> Instructions to follow
Return every line of the material exactly.

> Data for processing
***

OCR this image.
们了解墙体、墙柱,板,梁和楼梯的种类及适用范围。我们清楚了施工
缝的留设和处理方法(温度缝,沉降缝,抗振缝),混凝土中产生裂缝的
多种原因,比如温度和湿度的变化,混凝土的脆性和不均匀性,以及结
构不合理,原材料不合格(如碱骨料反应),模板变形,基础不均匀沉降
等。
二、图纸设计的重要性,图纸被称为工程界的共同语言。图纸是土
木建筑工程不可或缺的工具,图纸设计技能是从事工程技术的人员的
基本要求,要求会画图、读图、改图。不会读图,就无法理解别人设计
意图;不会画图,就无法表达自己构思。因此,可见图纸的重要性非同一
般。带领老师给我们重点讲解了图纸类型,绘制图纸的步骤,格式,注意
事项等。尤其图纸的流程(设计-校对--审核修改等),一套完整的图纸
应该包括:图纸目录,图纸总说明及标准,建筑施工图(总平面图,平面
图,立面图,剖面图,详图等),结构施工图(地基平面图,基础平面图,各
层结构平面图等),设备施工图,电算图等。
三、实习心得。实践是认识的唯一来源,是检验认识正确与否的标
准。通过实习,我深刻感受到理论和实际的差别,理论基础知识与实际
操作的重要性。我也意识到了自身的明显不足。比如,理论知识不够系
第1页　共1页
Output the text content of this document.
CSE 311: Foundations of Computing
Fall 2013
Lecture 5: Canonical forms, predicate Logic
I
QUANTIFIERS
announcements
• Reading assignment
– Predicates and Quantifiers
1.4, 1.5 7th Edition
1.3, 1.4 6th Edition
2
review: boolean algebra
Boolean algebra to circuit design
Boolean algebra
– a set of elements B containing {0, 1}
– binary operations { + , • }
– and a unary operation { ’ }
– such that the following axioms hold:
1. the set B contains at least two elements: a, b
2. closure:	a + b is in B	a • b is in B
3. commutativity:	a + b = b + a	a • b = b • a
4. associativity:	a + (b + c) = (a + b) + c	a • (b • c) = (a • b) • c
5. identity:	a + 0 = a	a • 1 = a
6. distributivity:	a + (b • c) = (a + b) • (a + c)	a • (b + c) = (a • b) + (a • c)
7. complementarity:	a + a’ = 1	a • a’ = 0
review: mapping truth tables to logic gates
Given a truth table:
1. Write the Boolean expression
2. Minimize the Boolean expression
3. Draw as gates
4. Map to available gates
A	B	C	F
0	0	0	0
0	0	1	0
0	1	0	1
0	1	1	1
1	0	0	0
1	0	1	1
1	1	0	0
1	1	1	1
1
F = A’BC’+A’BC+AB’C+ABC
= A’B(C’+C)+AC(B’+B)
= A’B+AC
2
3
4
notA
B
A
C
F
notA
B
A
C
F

***

> Reply to the task
OCR this image.
们了解墙体、墙柱,板,梁和楼梯的种类及适用范围。我们清楚了施工
缝的留设和处理方法(温度缝,沉降缝,抗振缝),混凝土中产生裂缝的
多种原因,比如温度和湿度的变化,混凝土的脆性和不均匀性,以及结
构不合理,原材料不合格(如碱骨料反应),模板变形,基础不均匀沉降
等。
二、图纸设计的重要性,图纸被称为工程界的共同语言。图纸是土
木建筑工程不可或缺的工具,图纸设计技能是从事工程技术的人员的
基本要求,要求会画图、读图、改图。不会读图,就无法理解别人设计
意图;不会画图,就无法表达自己构思。因此,可见图纸的重要性非同一
般。带领老师给我们重点讲解了图纸类型,绘制图纸的步骤,格式,注意
事项等。尤其图纸的流程(设计-校对--审核修改等),一套完整的图纸
应该包括:图纸目录,图纸总说明及标准,建筑施工图(总平面图,平面
图,立面图,剖面图,详图等),结构施工图(地基平面图,基础平面图,各
层结构平面图等),设备施工图,电算图等。
三、实习心得。实践是认识的唯一来源,是检验认识正确与否的标
准。通过实习,我深刻感受到理论和实际的差别,理论基础知识与实际
操作的重要性。我也意识到了自身的明显不足。比如,理论知识不够系
第1页　共1页
Output the text content of this document.
CSE 311: Foundations of Computing
Fall 2013
Lecture 5: Canonical forms, predicate Logic
I
QUANTIFIERS
announcements
• Reading assignment
– Predicates and Quantifiers
1.4, 1.5 7th Edition
1.3, 1.4 6th Edition
2
review: boolean algebra
Boolean algebra to circuit design
Boolean algebra
– a set of elements B containing {0, 1}
– binary operations { + , • }
– and a unary operation { ’ }
– such that the following axioms hold:
1. the set B contains at least two elements: a, b
2. closure:	a + b is in B	a • b is in B
3. commutativity:	a + b = b + a	a • b = b • a
4. associativity:	a + (b + c) = (a + b) + c	a • (b • c) = (a • b) • c
5. identity:	a + 0 = a	a • 1 = a
6. distributivity:	a + (b • c) = (a + b) • (a + c)	a • (b + c) = (a • b) + (a • c)
7. complementarity:	a + a’ = 1	a • a’ = 0
review: mapping truth tables to logic gates
Given a truth table:
1. Write the Boolean expression
2. Minimize the Boolean expression
3. Draw as gates
4. Map to available gates
A	B	C	F
0	0	0	0
0	0	1	0
0	1	0	1
0	1	1	1
1	0	0	0
1	0	1	1
1	1	0	0
1	1	1	1
1
F = A’BC’+A’BC+AB’C+ABC
= A’B(C’+C)+AC(B’+B)
= A’B+AC
2
3
4
notA
B
A
C
F
notA
B
A
C
F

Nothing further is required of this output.